• **Exercise prompt**:
From the entries below, copy every line holding the word "menu".

· · · · ·

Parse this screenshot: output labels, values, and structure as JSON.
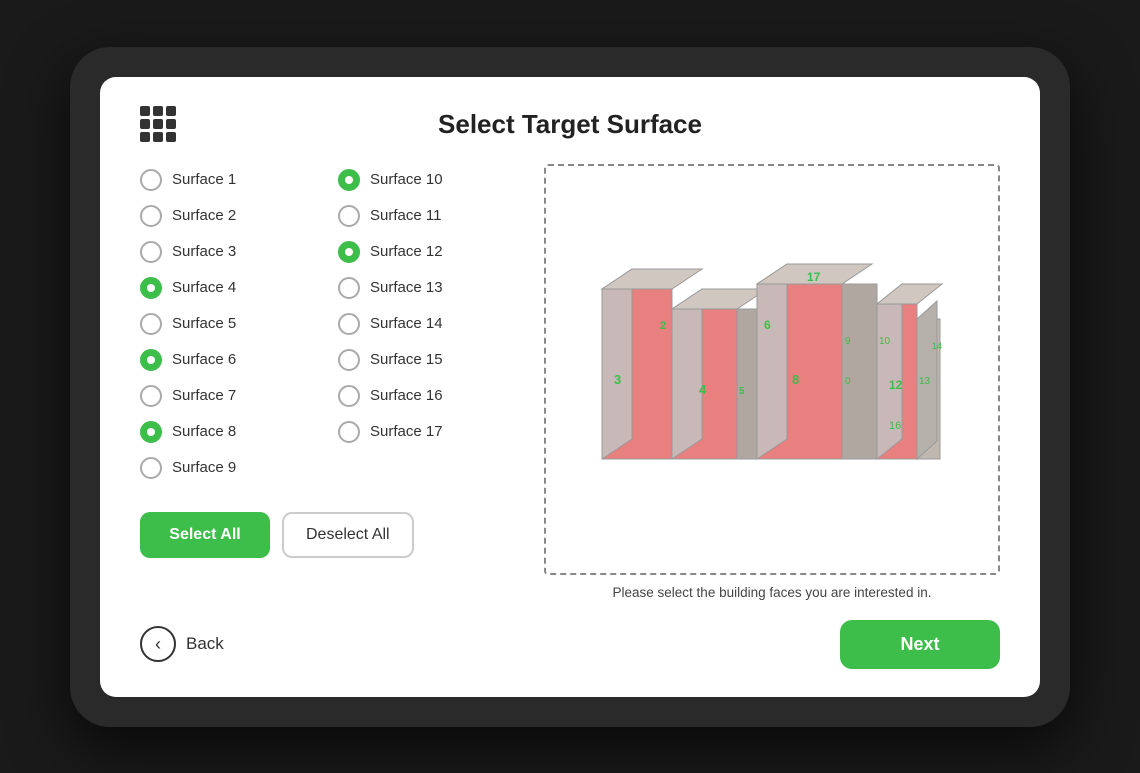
{
  "page": {
    "title": "Select Target Surface",
    "hint": "Please select the building faces you are interested in."
  },
  "header": {
    "grid_icon": "grid-icon"
  },
  "surfaces": [
    {
      "id": 1,
      "label": "Surface 1",
      "selected": false
    },
    {
      "id": 2,
      "label": "Surface 2",
      "selected": false
    },
    {
      "id": 3,
      "label": "Surface 3",
      "selected": false
    },
    {
      "id": 4,
      "label": "Surface 4",
      "selected": true
    },
    {
      "id": 5,
      "label": "Surface 5",
      "selected": false
    },
    {
      "id": 6,
      "label": "Surface 6",
      "selected": true
    },
    {
      "id": 7,
      "label": "Surface 7",
      "selected": false
    },
    {
      "id": 8,
      "label": "Surface 8",
      "selected": true
    },
    {
      "id": 9,
      "label": "Surface 9",
      "selected": false
    },
    {
      "id": 10,
      "label": "Surface 10",
      "selected": true
    },
    {
      "id": 11,
      "label": "Surface 11",
      "selected": false
    },
    {
      "id": 12,
      "label": "Surface 12",
      "selected": true
    },
    {
      "id": 13,
      "label": "Surface 13",
      "selected": false
    },
    {
      "id": 14,
      "label": "Surface 14",
      "selected": false
    },
    {
      "id": 15,
      "label": "Surface 15",
      "selected": false
    },
    {
      "id": 16,
      "label": "Surface 16",
      "selected": false
    },
    {
      "id": 17,
      "label": "Surface 17",
      "selected": false
    }
  ],
  "buttons": {
    "select_all": "Select All",
    "deselect_all": "Deselect All",
    "back": "Back",
    "next": "Next"
  },
  "colors": {
    "green": "#3dbd4a",
    "pink_surface": "#e88080",
    "gray_surface": "#b0a8a0",
    "label_green": "#3dbd4a"
  }
}
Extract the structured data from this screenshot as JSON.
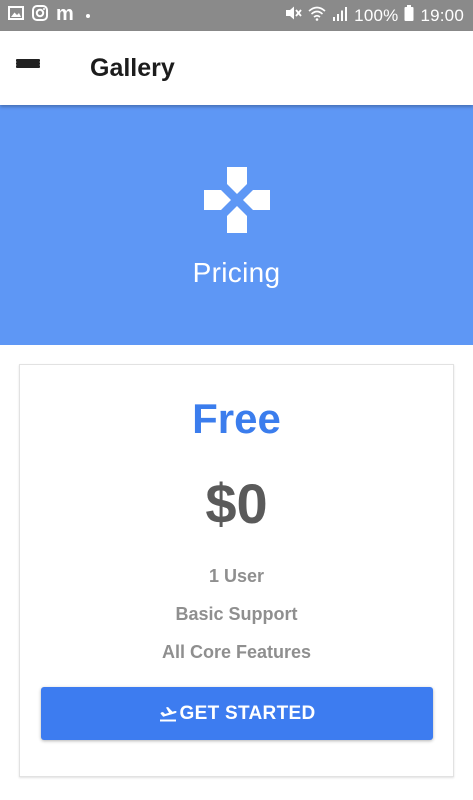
{
  "status_bar": {
    "battery": "100%",
    "time": "19:00",
    "icons": [
      "gallery-icon",
      "instagram-icon",
      "m-app-icon",
      "mute-icon",
      "wifi-icon",
      "signal-icon",
      "battery-icon"
    ],
    "m_label": "m"
  },
  "app_bar": {
    "title": "Gallery",
    "menu_icon": "hamburger-menu-icon"
  },
  "hero": {
    "title": "Pricing",
    "icon": "gamepad-icon",
    "background": "#5e97f5"
  },
  "plan": {
    "name": "Free",
    "price": "$0",
    "features": [
      "1 User",
      "Basic Support",
      "All Core Features"
    ],
    "cta_label": "GET STARTED",
    "cta_icon": "flight-takeoff-icon",
    "accent": "#3b7ded"
  }
}
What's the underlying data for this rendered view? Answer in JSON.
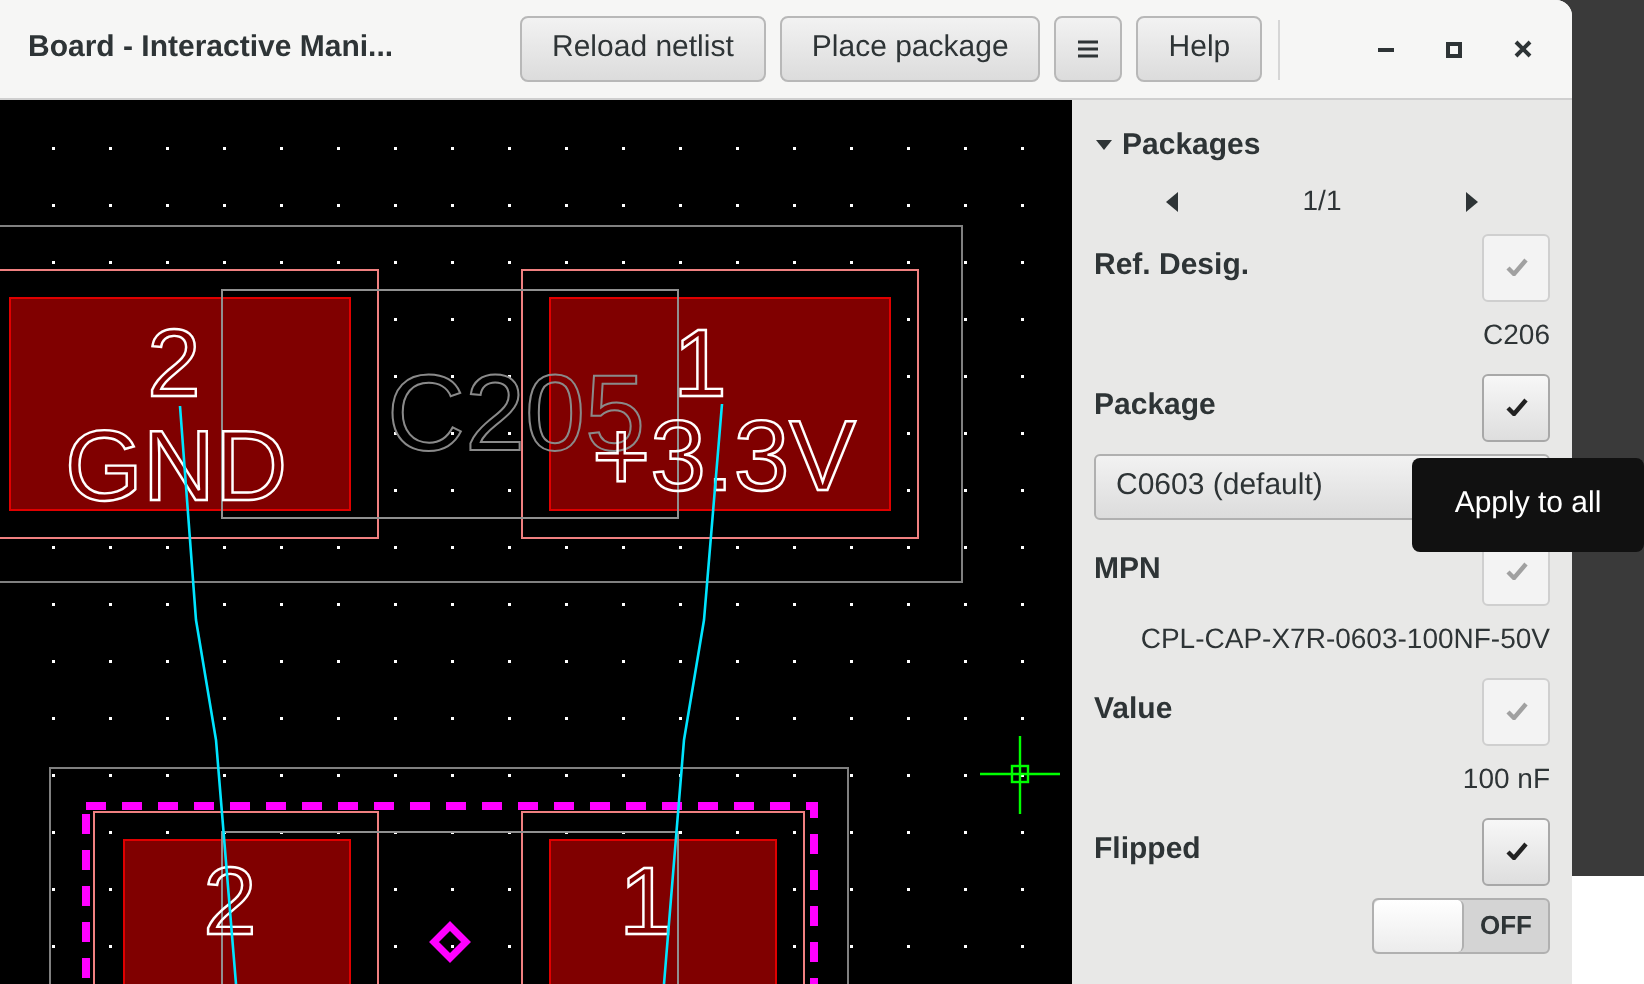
{
  "window": {
    "title": "Board - Interactive Mani...",
    "buttons": [
      {
        "kind": "text",
        "label": "Reload netlist"
      },
      {
        "kind": "text",
        "label": "Place package"
      },
      {
        "kind": "menu"
      },
      {
        "kind": "text",
        "label": "Help"
      }
    ]
  },
  "board": {
    "parts": [
      {
        "ref": "C205",
        "selected": false,
        "pads": [
          {
            "number": "2",
            "net": "GND"
          },
          {
            "number": "1",
            "net": "+3.3V"
          }
        ]
      },
      {
        "selected": true,
        "pads": [
          {
            "number": "2"
          },
          {
            "number": "1"
          }
        ]
      }
    ]
  },
  "sidebar": {
    "section": {
      "title": "Packages",
      "expanded": true
    },
    "pager": "1/1",
    "fields": [
      {
        "kind": "text",
        "label": "Ref. Desig.",
        "value": "C206",
        "apply_disabled": true
      },
      {
        "kind": "dropdown",
        "label": "Package",
        "value": "C0603 (default)",
        "apply_disabled": false
      },
      {
        "kind": "text",
        "label": "MPN",
        "value": "CPL-CAP-X7R-0603-100NF-50V",
        "apply_disabled": true
      },
      {
        "kind": "text",
        "label": "Value",
        "value": "100 nF",
        "apply_disabled": true
      },
      {
        "kind": "switch",
        "label": "Flipped",
        "on": false,
        "switch_label": "OFF",
        "apply_disabled": false
      }
    ]
  },
  "tooltip": {
    "text": "Apply to all"
  }
}
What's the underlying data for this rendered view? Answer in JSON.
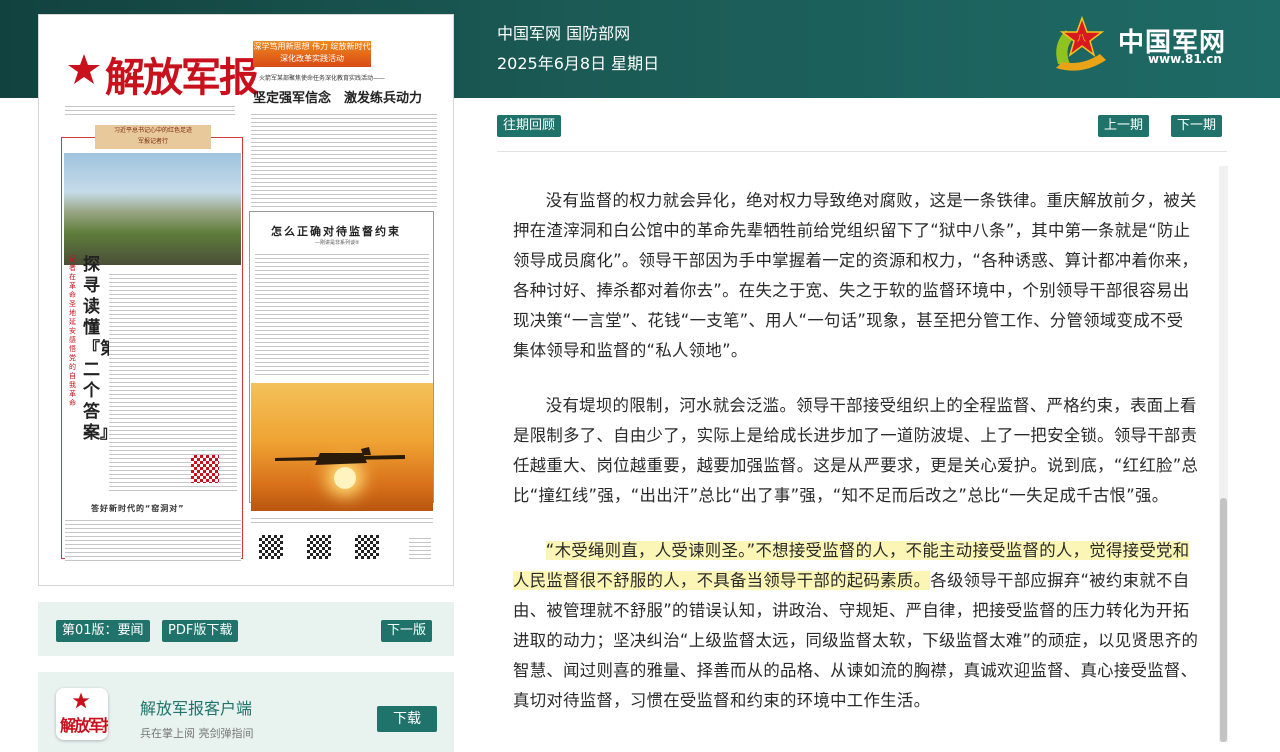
{
  "header": {
    "site_name": "中国军网 国防部网",
    "date": "2025年6月8日 星期日",
    "logo": {
      "text": "中国军网",
      "url": "www.81.cn",
      "icon": "star-logo-icon"
    }
  },
  "newspaper": {
    "masthead": "解放军报",
    "promo_lines": [
      "深学笃用新思想 伟力  绽放新时代",
      "深化改革实践活动"
    ],
    "lead_subtitle": "火箭军某部聚焦使命任务深化教育实践活动——",
    "lead_headline": "坚定强军信念　激发练兵动力",
    "column_banner": [
      "习近平总书记心中的红色足迹",
      "军报记者行"
    ],
    "feature_title": "探寻读懂『第二个答案』",
    "feature_subtitle": "记者在革命圣地延安感悟党的自我革命",
    "commentary_title": "怎么正确对待监督约束",
    "commentary_subtitle": "—刚讲是非系列谈⑤",
    "bottom_title": "答好新时代的“窑洞对”"
  },
  "issue_nav": {
    "page_label": "第01版：要闻",
    "pdf_label": "PDF版下载",
    "next_page_label": "下一版"
  },
  "app_card": {
    "icon_text": "解放军报",
    "name": "解放军报客户端",
    "desc": "兵在掌上阅 亮剑弹指间",
    "download_label": "下载"
  },
  "toolbar": {
    "archive_label": "往期回顾",
    "prev_label": "上一期",
    "next_label": "下一期"
  },
  "article": {
    "paragraphs": [
      "没有监督的权力就会异化，绝对权力导致绝对腐败，这是一条铁律。重庆解放前夕，被关押在渣滓洞和白公馆中的革命先辈牺牲前给党组织留下了“狱中八条”，其中第一条就是“防止领导成员腐化”。领导干部因为手中掌握着一定的资源和权力，“各种诱惑、算计都冲着你来，各种讨好、捧杀都对着你去”。在失之于宽、失之于软的监督环境中，个别领导干部很容易出现决策“一言堂”、花钱“一支笔”、用人“一句话”现象，甚至把分管工作、分管领域变成不受集体领导和监督的“私人领地”。",
      "没有堤坝的限制，河水就会泛滥。领导干部接受组织上的全程监督、严格约束，表面上看是限制多了、自由少了，实际上是给成长进步加了一道防波堤、上了一把安全锁。领导干部责任越重大、岗位越重要，越要加强监督。这是从严要求，更是关心爱护。说到底，“红红脸”总比“撞红线”强，“出出汗”总比“出了事”强，“知不足而后改之”总比“一失足成千古恨”强。"
    ],
    "p3_highlight": "“木受绳则直，人受谏则圣。”不想接受监督的人，不能主动接受监督的人，觉得接受党和人民监督很不舒服的人，不具备当领导干部的起码素质。",
    "p3_rest": "各级领导干部应摒弃“被约束就不自由、被管理就不舒服”的错误认知，讲政治、守规矩、严自律，把接受监督的压力转化为开拓进取的动力；坚决纠治“上级监督太远，同级监督太软，下级监督太难”的顽症，以见贤思齐的智慧、闻过则喜的雅量、择善而从的品格、从谏如流的胸襟，真诚欢迎监督、真心接受监督、真切对待监督，习惯在受监督和约束的环境中工作生活。"
  },
  "colors": {
    "accent": "#20736b",
    "header_bg": "#1b5a55",
    "highlight": "#fbf6b6",
    "brand_red": "#c8111c"
  }
}
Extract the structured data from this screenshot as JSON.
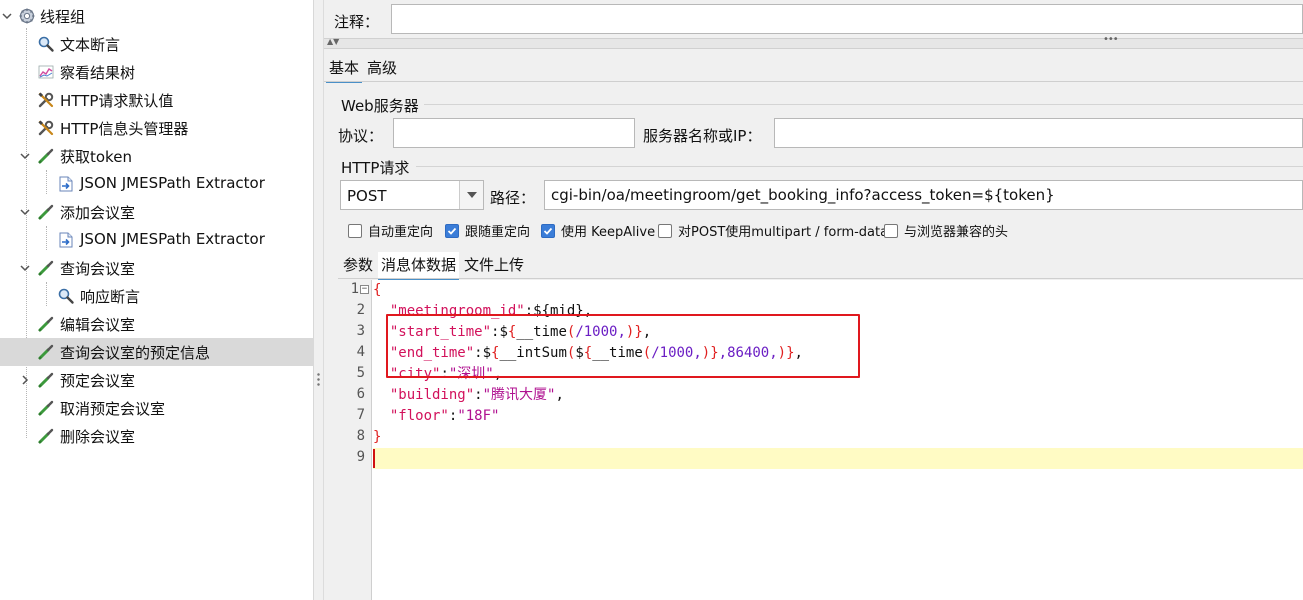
{
  "tree": {
    "items": [
      {
        "label": "线程组",
        "icon": "gear-icon",
        "level": 0,
        "expand": "open"
      },
      {
        "label": "文本断言",
        "icon": "magnifier-icon",
        "level": 1,
        "expand": "none"
      },
      {
        "label": "察看结果树",
        "icon": "chart-icon",
        "level": 1,
        "expand": "none"
      },
      {
        "label": "HTTP请求默认值",
        "icon": "wrench-icon",
        "level": 1,
        "expand": "none"
      },
      {
        "label": "HTTP信息头管理器",
        "icon": "wrench-icon",
        "level": 1,
        "expand": "none"
      },
      {
        "label": "获取token",
        "icon": "pipette-icon",
        "level": 1,
        "expand": "open"
      },
      {
        "label": "JSON JMESPath Extractor",
        "icon": "extractor-icon",
        "level": 2,
        "expand": "none"
      },
      {
        "label": "添加会议室",
        "icon": "pipette-icon",
        "level": 1,
        "expand": "open"
      },
      {
        "label": "JSON JMESPath Extractor",
        "icon": "extractor-icon",
        "level": 2,
        "expand": "none"
      },
      {
        "label": "查询会议室",
        "icon": "pipette-icon",
        "level": 1,
        "expand": "open"
      },
      {
        "label": "响应断言",
        "icon": "magnifier-icon",
        "level": 2,
        "expand": "none"
      },
      {
        "label": "编辑会议室",
        "icon": "pipette-icon",
        "level": 1,
        "expand": "none"
      },
      {
        "label": "查询会议室的预定信息",
        "icon": "pipette-icon",
        "level": 1,
        "expand": "none",
        "selected": true
      },
      {
        "label": "预定会议室",
        "icon": "pipette-icon",
        "level": 1,
        "expand": "closed"
      },
      {
        "label": "取消预定会议室",
        "icon": "pipette-icon",
        "level": 1,
        "expand": "none"
      },
      {
        "label": "删除会议室",
        "icon": "pipette-icon",
        "level": 1,
        "expand": "none"
      }
    ]
  },
  "comment": {
    "label": "注释：",
    "value": ""
  },
  "main_tabs": {
    "basic": "基本",
    "advanced": "高级"
  },
  "web_server": {
    "section_title": "Web服务器",
    "protocol_label": "协议：",
    "protocol_value": "",
    "server_label": "服务器名称或IP：",
    "server_value": ""
  },
  "http_request": {
    "section_title": "HTTP请求",
    "method": "POST",
    "path_label": "路径：",
    "path_value": "cgi-bin/oa/meetingroom/get_booking_info?access_token=${token}"
  },
  "options": [
    {
      "label": "自动重定向",
      "checked": false
    },
    {
      "label": "跟随重定向",
      "checked": true
    },
    {
      "label": "使用 KeepAlive",
      "checked": true
    },
    {
      "label": "对POST使用multipart / form-data",
      "checked": false
    },
    {
      "label": "与浏览器兼容的头",
      "checked": false
    }
  ],
  "body_tabs": {
    "params": "参数",
    "body_data": "消息体数据",
    "files": "文件上传"
  },
  "editor": {
    "line_numbers": [
      "1",
      "2",
      "3",
      "4",
      "5",
      "6",
      "7",
      "8",
      "9"
    ],
    "current_line": 9,
    "fold_marker": "⊟"
  },
  "colors": {
    "selected_row": "#d9d9d9",
    "panel_bg": "#f0f0f0",
    "highlight_box": "#e0181e",
    "current_line": "#fffbc4",
    "checkbox_on": "#3b7dd8"
  }
}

· · · · ·

• **Completed task**:
    "menu_icon": "hamburger-menu-icon"
        "kind": "menu"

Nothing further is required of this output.